(EXTRACTED RECORDS)

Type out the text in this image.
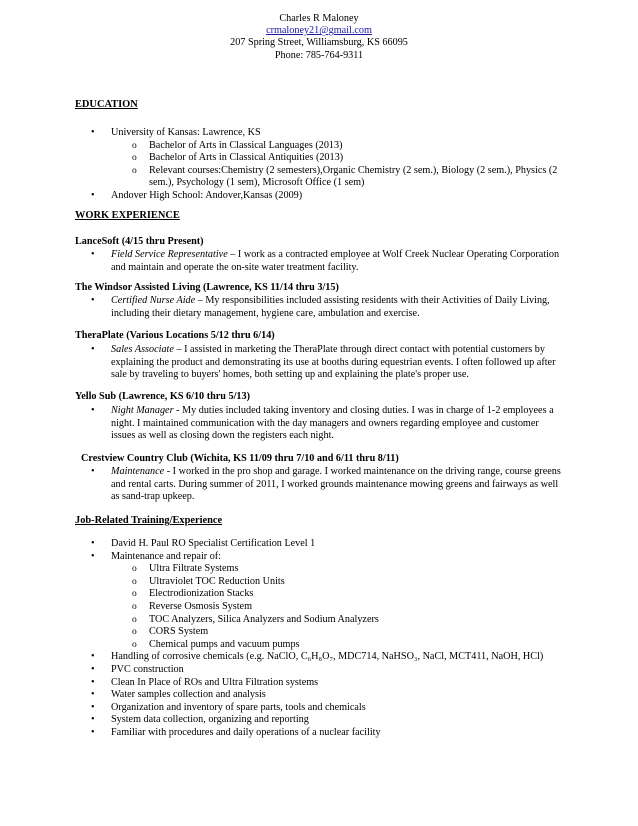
Charles R Maloney
crmaloney21@gmail.com
207 Spring Street, Williamsburg, KS 66095
Phone: 785-764-9311
EDUCATION
• University of Kansas: Lawrence, KS
o Bachelor of Arts in Classical Languages (2013)
o Bachelor of Arts in Classical Antiquities (2013)
o Relevant courses:Chemistry (2 semesters),Organic Chemistry (2 sem.), Biology (2 sem.), Physics (2 sem.), Psychology (1 sem), Microsoft Office (1 sem)
• Andover High School: Andover,Kansas (2009)
WORK EXPERIENCE
LanceSoft (4/15 thru Present)
• Field Service Representative – I work as a contracted employee at Wolf Creek Nuclear Operating Corporation and maintain and operate the on-site water treatment facility.
The Windsor Assisted Living (Lawrence, KS 11/14 thru 3/15)
• Certified Nurse Aide – My responsibilities included assisting residents with their Activities of Daily Living, including their dietary management, hygiene care, ambulation and exercise.
TheraPlate (Various Locations 5/12 thru 6/14)
• Sales Associate – I assisted in marketing the TheraPlate through direct contact with potential customers by explaining the product and demonstrating its use at booths during equestrian events. I often followed up after sale by traveling to buyers' homes, both setting up and explaining the plate's proper use.
Yello Sub (Lawrence, KS 6/10 thru 5/13)
• Night Manager - My duties included taking inventory and closing duties. I was in charge of 1-2 employees a night. I maintained communication with the day managers and owners regarding employee and customer issues as well as closing down the registers each night.
Crestview Country Club (Wichita, KS 11/09 thru 7/10 and 6/11 thru 8/11)
• Maintenance - I worked in the pro shop and garage. I worked maintenance on the driving range, course greens and rental carts. During summer of 2011, I worked grounds maintenance mowing greens and fairways as well as sand-trap upkeep.
Job-Related Training/Experience
• David H. Paul RO Specialist Certification Level 1
• Maintenance and repair of:
o Ultra Filtrate Systems
o Ultraviolet TOC Reduction Units
o Electrodionization Stacks
o Reverse Osmosis System
o TOC Analyzers, Silica Analyzers and Sodium Analyzers
o CORS System
o Chemical pumps and vacuum pumps
• Handling of corrosive chemicals (e.g. NaClO, C₆H₈O₇, MDC714, NaHSO₃, NaCl, MCT411, NaOH, HCl)
• PVC construction
• Clean In Place of ROs and Ultra Filtration systems
• Water samples collection and analysis
• Organization and inventory of spare parts, tools and chemicals
• System data collection, organizing and reporting
• Familiar with procedures and daily operations of a nuclear facility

(AIM) Transcribe the complete set of entries verbatim. No pictures belong in the copy.

(ANSWER TO THIS PROBLEM)
Type out the text in this image.
Charles R Maloney
crmaloney21@gmail.com
207 Spring Street, Williamsburg, KS 66095
Phone: 785-764-9311
EDUCATION
• University of Kansas: Lawrence, KS
o Bachelor of Arts in Classical Languages (2013)
o Bachelor of Arts in Classical Antiquities (2013)
o Relevant courses:Chemistry (2 semesters),Organic Chemistry (2 sem.), Biology (2 sem.), Physics (2 sem.), Psychology (1 sem), Microsoft Office (1 sem)
• Andover High School: Andover,Kansas (2009)
WORK EXPERIENCE
LanceSoft (4/15 thru Present)
• Field Service Representative – I work as a contracted employee at Wolf Creek Nuclear Operating Corporation and maintain and operate the on-site water treatment facility.
The Windsor Assisted Living (Lawrence, KS 11/14 thru 3/15)
• Certified Nurse Aide – My responsibilities included assisting residents with their Activities of Daily Living, including their dietary management, hygiene care, ambulation and exercise.
TheraPlate (Various Locations 5/12 thru 6/14)
• Sales Associate – I assisted in marketing the TheraPlate through direct contact with potential customers by explaining the product and demonstrating its use at booths during equestrian events. I often followed up after sale by traveling to buyers' homes, both setting up and explaining the plate's proper use.
Yello Sub (Lawrence, KS 6/10 thru 5/13)
• Night Manager - My duties included taking inventory and closing duties. I was in charge of 1-2 employees a night. I maintained communication with the day managers and owners regarding employee and customer issues as well as closing down the registers each night.
Crestview Country Club (Wichita, KS 11/09 thru 7/10 and 6/11 thru 8/11)
• Maintenance - I worked in the pro shop and garage. I worked maintenance on the driving range, course greens and rental carts. During summer of 2011, I worked grounds maintenance mowing greens and fairways as well as sand-trap upkeep.
Job-Related Training/Experience
• David H. Paul RO Specialist Certification Level 1
• Maintenance and repair of:
o Ultra Filtrate Systems
o Ultraviolet TOC Reduction Units
o Electrodionization Stacks
o Reverse Osmosis System
o TOC Analyzers, Silica Analyzers and Sodium Analyzers
o CORS System
o Chemical pumps and vacuum pumps
• Handling of corrosive chemicals (e.g. NaClO, C₆H₈O₇, MDC714, NaHSO₃, NaCl, MCT411, NaOH, HCl)
• PVC construction
• Clean In Place of ROs and Ultra Filtration systems
• Water samples collection and analysis
• Organization and inventory of spare parts, tools and chemicals
• System data collection, organizing and reporting
• Familiar with procedures and daily operations of a nuclear facility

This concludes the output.